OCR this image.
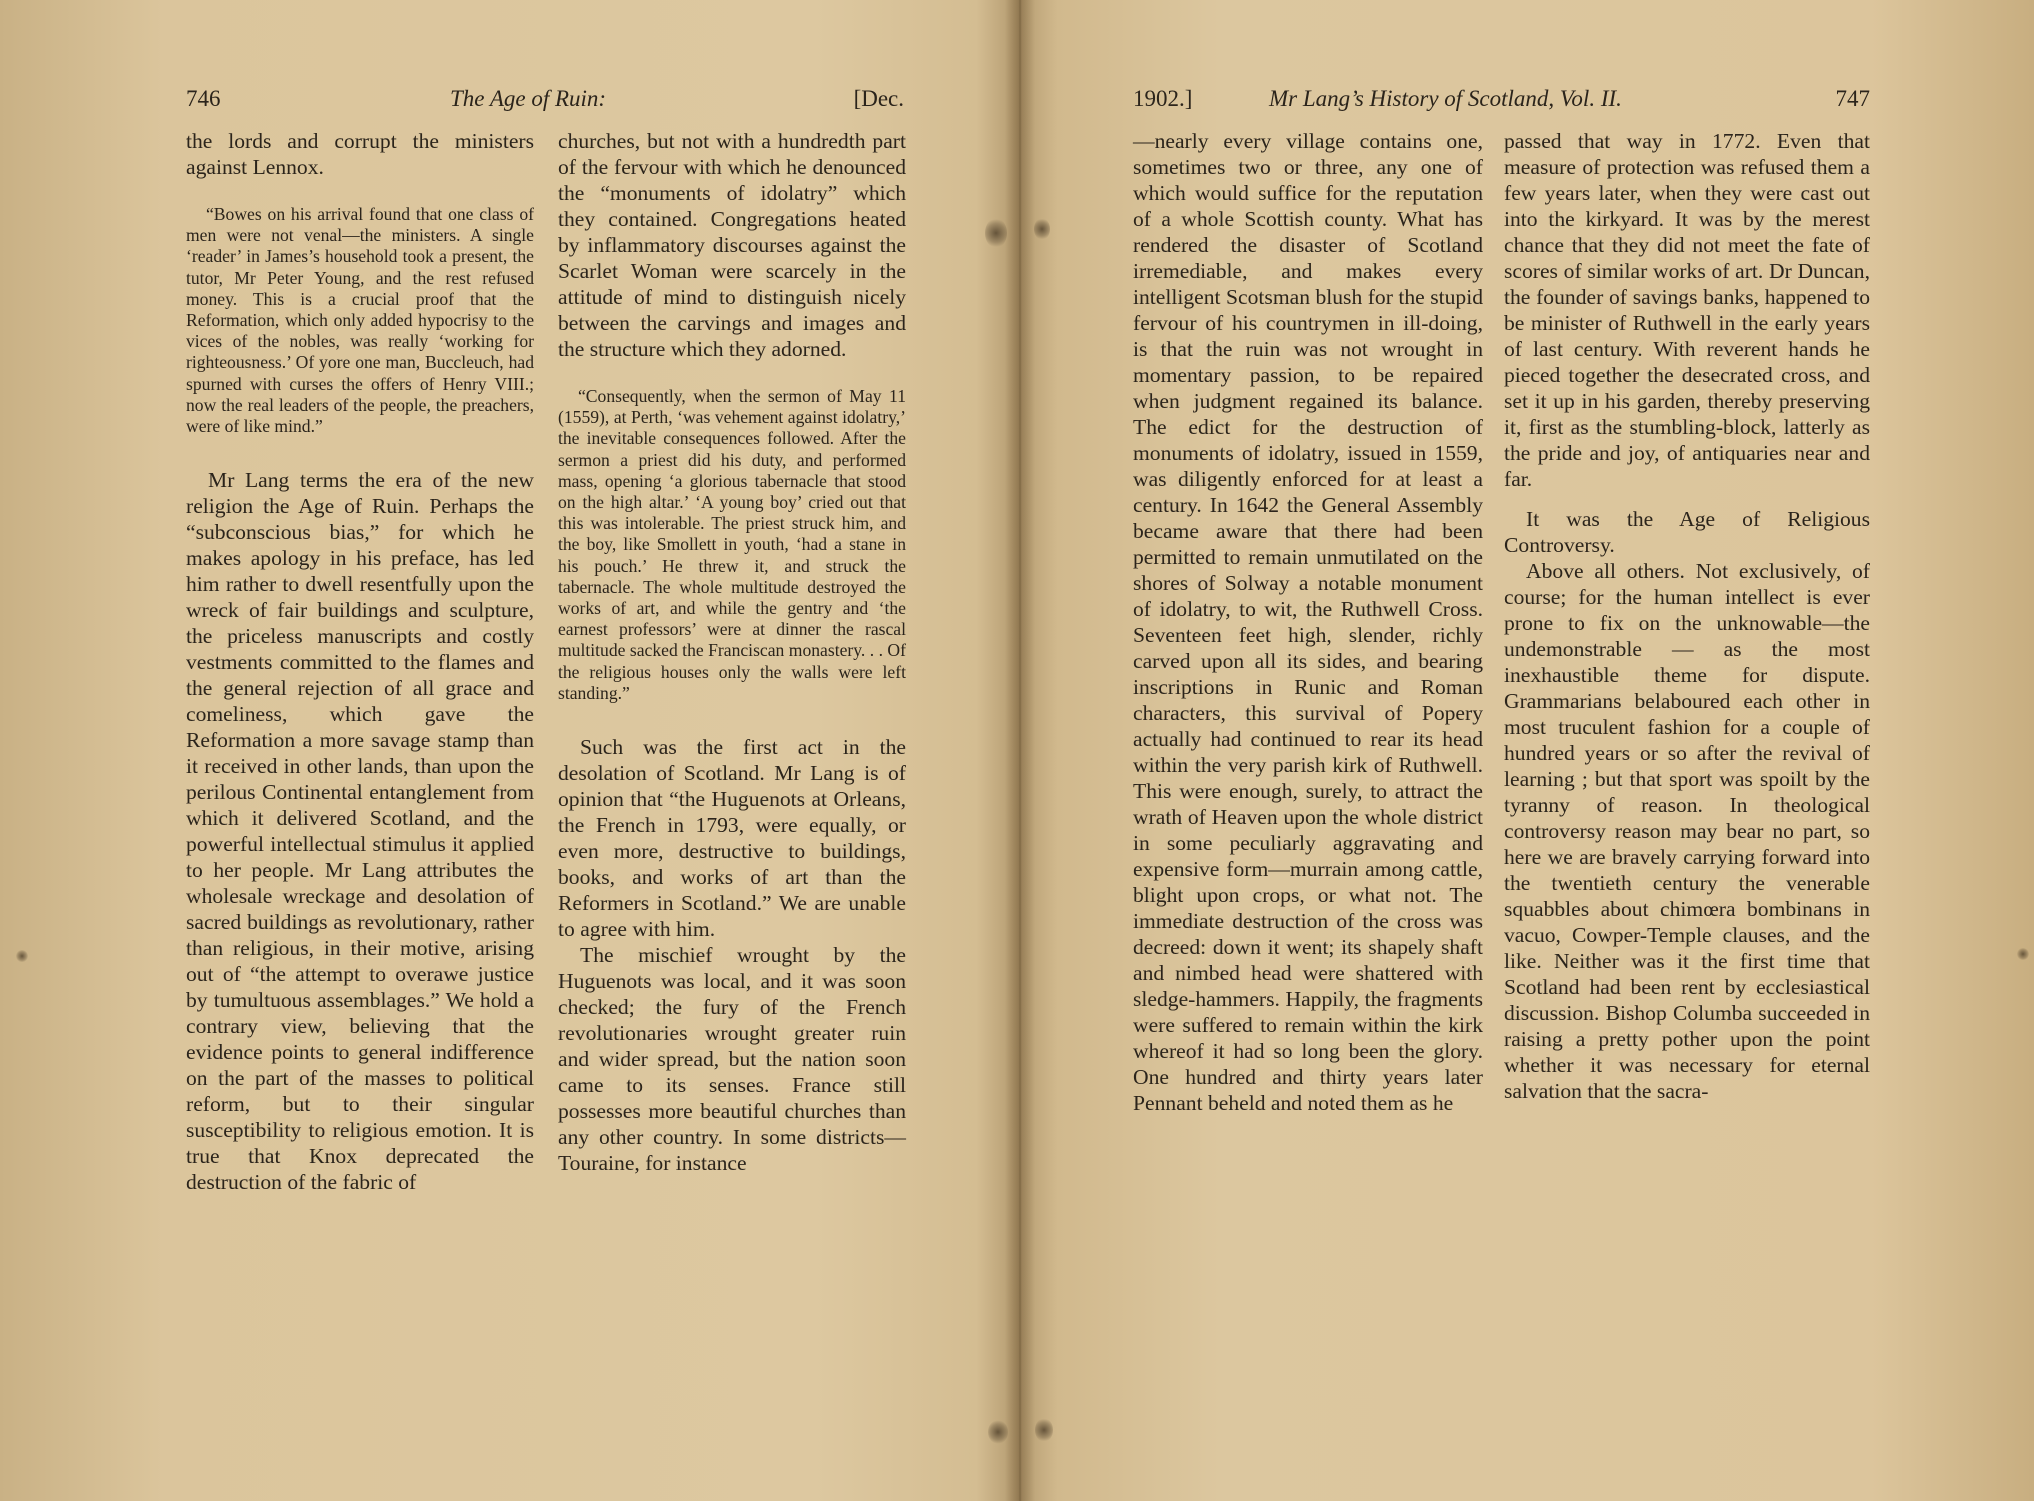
746	The Age of Ruin:	[Dec.

the lords and corrupt the ministers against Lennox.

“Bowes on his arrival found that one class of men were not venal—the ministers. A single ‘reader’ in James’s household took a present, the tutor, Mr Peter Young, and the rest refused money. This is a crucial proof that the Reformation, which only added hypocrisy to the vices of the nobles, was really ‘working for righteousness.’ Of yore one man, Buccleuch, had spurned with curses the offers of Henry VIII.; now the real leaders of the people, the preachers, were of like mind.”

Mr Lang terms the era of the new religion the Age of Ruin. Perhaps the “subconscious bias,” for which he makes apology in his preface, has led him rather to dwell resentfully upon the wreck of fair buildings and sculpture, the priceless manuscripts and costly vestments committed to the flames and the general rejection of all grace and comeliness, which gave the Reformation a more savage stamp than it received in other lands, than upon the perilous Continental entanglement from which it delivered Scotland, and the powerful intellectual stimulus it applied to her people. Mr Lang attributes the wholesale wreckage and desolation of sacred buildings as revolutionary, rather than religious, in their motive, arising out of “the attempt to overawe justice by tumultuous assemblages.” We hold a contrary view, believing that the evidence points to general indifference on the part of the masses to political reform, but to their singular susceptibility to religious emotion. It is true that Knox deprecated the destruction of the fabric of

churches, but not with a hundredth part of the fervour with which he denounced the “monuments of idolatry” which they contained. Congregations heated by inflammatory discourses against the Scarlet Woman were scarcely in the attitude of mind to distinguish nicely between the carvings and images and the structure which they adorned.

“Consequently, when the sermon of May 11 (1559), at Perth, ‘was vehement against idolatry,’ the inevitable consequences followed. After the sermon a priest did his duty, and performed mass, opening ‘a glorious tabernacle that stood on the high altar.’ ‘A young boy’ cried out that this was intolerable. The priest struck him, and the boy, like Smollett in youth, ‘had a stane in his pouch.’ He threw it, and struck the tabernacle. The whole multitude destroyed the works of art, and while the gentry and ‘the earnest professors’ were at dinner the rascal multitude sacked the Franciscan monastery. . . Of the religious houses only the walls were left standing.”

Such was the first act in the desolation of Scotland. Mr Lang is of opinion that “the Huguenots at Orleans, the French in 1793, were equally, or even more, destructive to buildings, books, and works of art than the Reformers in Scotland.” We are unable to agree with him.

The mischief wrought by the Huguenots was local, and it was soon checked; the fury of the French revolutionaries wrought greater ruin and wider spread, but the nation soon came to its senses. France still possesses more beautiful churches than any other country. In some districts—Touraine, for instance

1902.]	Mr Lang’s History of Scotland, Vol. II.	747

—nearly every village contains one, sometimes two or three, any one of which would suffice for the reputation of a whole Scottish county. What has rendered the disaster of Scotland irremediable, and makes every intelligent Scotsman blush for the stupid fervour of his countrymen in ill-doing, is that the ruin was not wrought in momentary passion, to be repaired when judgment regained its balance. The edict for the destruction of monuments of idolatry, issued in 1559, was diligently enforced for at least a century. In 1642 the General Assembly became aware that there had been permitted to remain unmutilated on the shores of Solway a notable monument of idolatry, to wit, the Ruthwell Cross. Seventeen feet high, slender, richly carved upon all its sides, and bearing inscriptions in Runic and Roman characters, this survival of Popery actually had continued to rear its head within the very parish kirk of Ruthwell. This were enough, surely, to attract the wrath of Heaven upon the whole district in some peculiarly aggravating and expensive form—murrain among cattle, blight upon crops, or what not. The immediate destruction of the cross was decreed: down it went; its shapely shaft and nimbed head were shattered with sledge-hammers. Happily, the fragments were suffered to remain within the kirk whereof it had so long been the glory. One hundred and thirty years later Pennant beheld and noted them as he

passed that way in 1772. Even that measure of protection was refused them a few years later, when they were cast out into the kirkyard. It was by the merest chance that they did not meet the fate of scores of similar works of art. Dr Duncan, the founder of savings banks, happened to be minister of Ruthwell in the early years of last century. With reverent hands he pieced together the desecrated cross, and set it up in his garden, thereby preserving it, first as the stumbling-block, latterly as the pride and joy, of antiquaries near and far.

It was the Age of Religious Controversy.

Above all others. Not exclusively, of course; for the human intellect is ever prone to fix on the unknowable—the undemonstrable — as the most inexhaustible theme for dispute. Grammarians belaboured each other in most truculent fashion for a couple of hundred years or so after the revival of learning ; but that sport was spoilt by the tyranny of reason. In theological controversy reason may bear no part, so here we are bravely carrying forward into the twentieth century the venerable squabbles about chimœra bombinans in vacuo, Cowper-Temple clauses, and the like. Neither was it the first time that Scotland had been rent by ecclesiastical discussion. Bishop Columba succeeded in raising a pretty pother upon the point whether it was necessary for eternal salvation that the sacra-
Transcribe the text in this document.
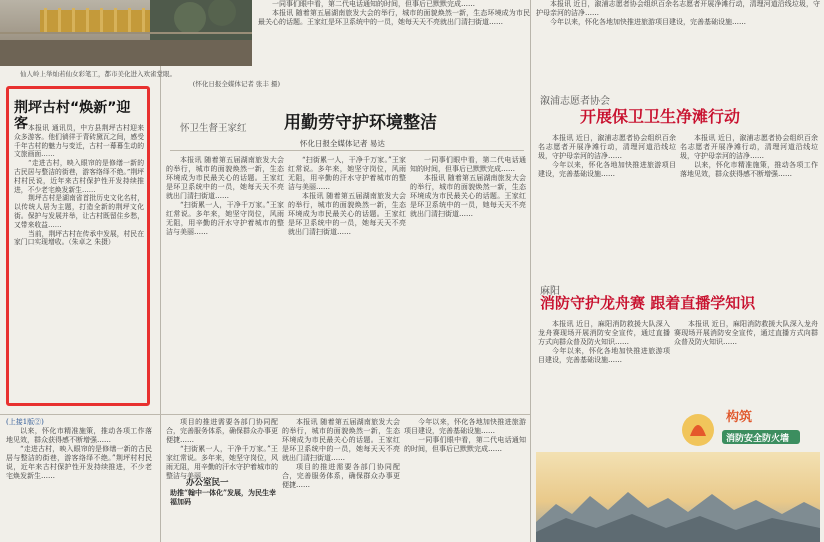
仙人岭上举灿若仙女彩笔工，都市美化进入欢雀堂眼。
(怀化日报全媒体记者 张丰 摄)

一同事们眼中看，第二代电话通知的时间，但事后已默默完成……

本报讯 随着第五届湖南旅发大会的举行，城市的面貌焕然一新，生态环境成为市民最关心的话题。王家红是环卫系统中的一员，她每天天不亮就出门清扫街道……

本报讯 近日，溆浦志愿者协会组织百余名志愿者开展净滩行动，清理河道沿线垃圾，守护母亲河的洁净……

今年以来，怀化各地加快推进旅游项目建设，完善基础设施……

荆坪古村“焕新”迎客 本报讯 通讯员，中方县荆坪古村迎来众多游客。他们徜徉于青砖黛瓦之间，感受千年古村的魅力与变迁，古村一幕幕生动的文旅画面……

“走进古村，映入眼帘的是修缮一新的古民居与整洁的街巷，游客络绎不绝。”荆坪村村民说，近年来古村保护性开发持续推进，不少老宅焕发新生……

荆坪古村是湖南省首批历史文化名村，以传统人居为主题，打造全新的荆坪文化街。保护与发展并举，让古村既留住乡愁，又带来收益……

当前，荆坪古村在传承中发展，村民在家门口实现增收。（朱卓之 朱摄）

怀卫生督王家红 用勤劳守护环境整洁
怀化日报全媒体记者 易达

本报讯 随着第五届湖南旅发大会的举行，城市的面貌焕然一新，生态环境成为市民最关心的话题。王家红是环卫系统中的一员，她每天天不亮就出门清扫街道……

“扫街累一人，干净千万家。”王家红常说。多年来，她坚守岗位，风雨无阻，用辛勤的汗水守护着城市的整洁与美丽……

“扫街累一人，干净千万家。”王家红常说。多年来，她坚守岗位，风雨无阻，用辛勤的汗水守护着城市的整洁与美丽……

本报讯 随着第五届湖南旅发大会的举行，城市的面貌焕然一新，生态环境成为市民最关心的话题。王家红是环卫系统中的一员，她每天天不亮就出门清扫街道……

一同事们眼中看，第二代电话通知的时间，但事后已默默完成……

本报讯 随着第五届湖南旅发大会的举行，城市的面貌焕然一新，生态环境成为市民最关心的话题。王家红是环卫系统中的一员，她每天天不亮就出门清扫街道……

溆浦志愿者协会
开展保卫卫生净滩行动

本报讯 近日，溆浦志愿者协会组织百余名志愿者开展净滩行动，清理河道沿线垃圾，守护母亲河的洁净……

今年以来，怀化各地加快推进旅游项目建设，完善基础设施……

本报讯 近日，溆浦志愿者协会组织百余名志愿者开展净滩行动，清理河道沿线垃圾，守护母亲河的洁净……

以来，怀化市精准施策，推动各项工作落地见效，群众获得感不断增强……

麻阳
消防守护龙舟赛 跟着直播学知识

本报讯 近日，麻阳消防救援大队深入龙舟赛现场开展消防安全宣传，通过直播方式向群众普及防火知识……

今年以来，怀化各地加快推进旅游项目建设，完善基础设施……

本报讯 近日，麻阳消防救援大队深入龙舟赛现场开展消防安全宣传，通过直播方式向群众普及防火知识……

构筑
消防安全防火墙

(上接1版②)

以来，怀化市精准施策，推动各项工作落地见效，群众获得感不断增强……

“走进古村，映入眼帘的是修缮一新的古民居与整洁的街巷，游客络绎不绝。”荆坪村村民说，近年来古村保护性开发持续推进，不少老宅焕发新生……

项目的推进需要各部门协同配合，完善服务体系，确保群众办事更便捷……

“扫街累一人，干净千万家。”王家红常说。多年来，她坚守岗位，风雨无阻，用辛勤的汗水守护着城市的整洁与美丽……

办公室民一
助推“翰中一体化”发展，为民生幸福加码

本报讯 随着第五届湖南旅发大会的举行，城市的面貌焕然一新，生态环境成为市民最关心的话题。王家红是环卫系统中的一员，她每天天不亮就出门清扫街道……

项目的推进需要各部门协同配合，完善服务体系，确保群众办事更便捷……

今年以来，怀化各地加快推进旅游项目建设，完善基础设施……

一同事们眼中看，第二代电话通知的时间，但事后已默默完成……
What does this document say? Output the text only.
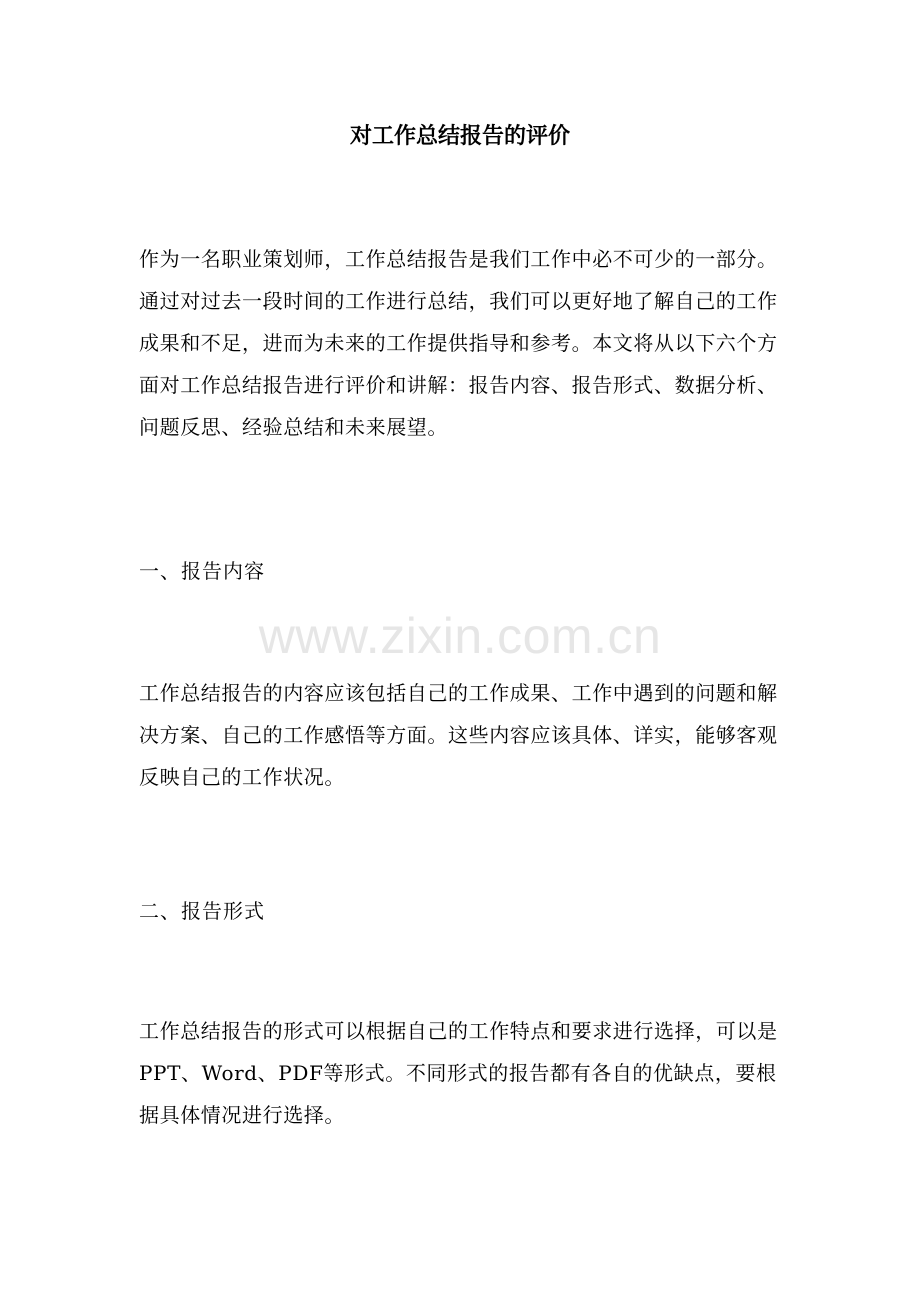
对工作总结报告的评价

作为一名职业策划师，工作总结报告是我们工作中必不可少的一部分。通过对过去一段时间的工作进行总结，我们可以更好地了解自己的工作成果和不足，进而为未来的工作提供指导和参考。本文将从以下六个方面对工作总结报告进行评价和讲解：报告内容、报告形式、数据分析、问题反思、经验总结和未来展望。

一、报告内容

www.zixin.com.cn

工作总结报告的内容应该包括自己的工作成果、工作中遇到的问题和解决方案、自己的工作感悟等方面。这些内容应该具体、详实，能够客观反映自己的工作状况。

二、报告形式

工作总结报告的形式可以根据自己的工作特点和要求进行选择，可以是PPT、Word、PDF等形式。不同形式的报告都有各自的优缺点，要根据具体情况进行选择。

Stated task:
Take the line containing "What does this" as the first line and the last line of the data above as the final one, and output exactly the lines between them, inclusive, with no pictures.

Exercise response:
What does this document say? Output the text only.
对工作总结报告的评价

作为一名职业策划师，工作总结报告是我们工作中必不可少的一部分。通过对过去一段时间的工作进行总结，我们可以更好地了解自己的工作成果和不足，进而为未来的工作提供指导和参考。本文将从以下六个方面对工作总结报告进行评价和讲解：报告内容、报告形式、数据分析、问题反思、经验总结和未来展望。

一、报告内容

www.zixin.com.cn

工作总结报告的内容应该包括自己的工作成果、工作中遇到的问题和解决方案、自己的工作感悟等方面。这些内容应该具体、详实，能够客观反映自己的工作状况。

二、报告形式

工作总结报告的形式可以根据自己的工作特点和要求进行选择，可以是PPT、Word、PDF等形式。不同形式的报告都有各自的优缺点，要根据具体情况进行选择。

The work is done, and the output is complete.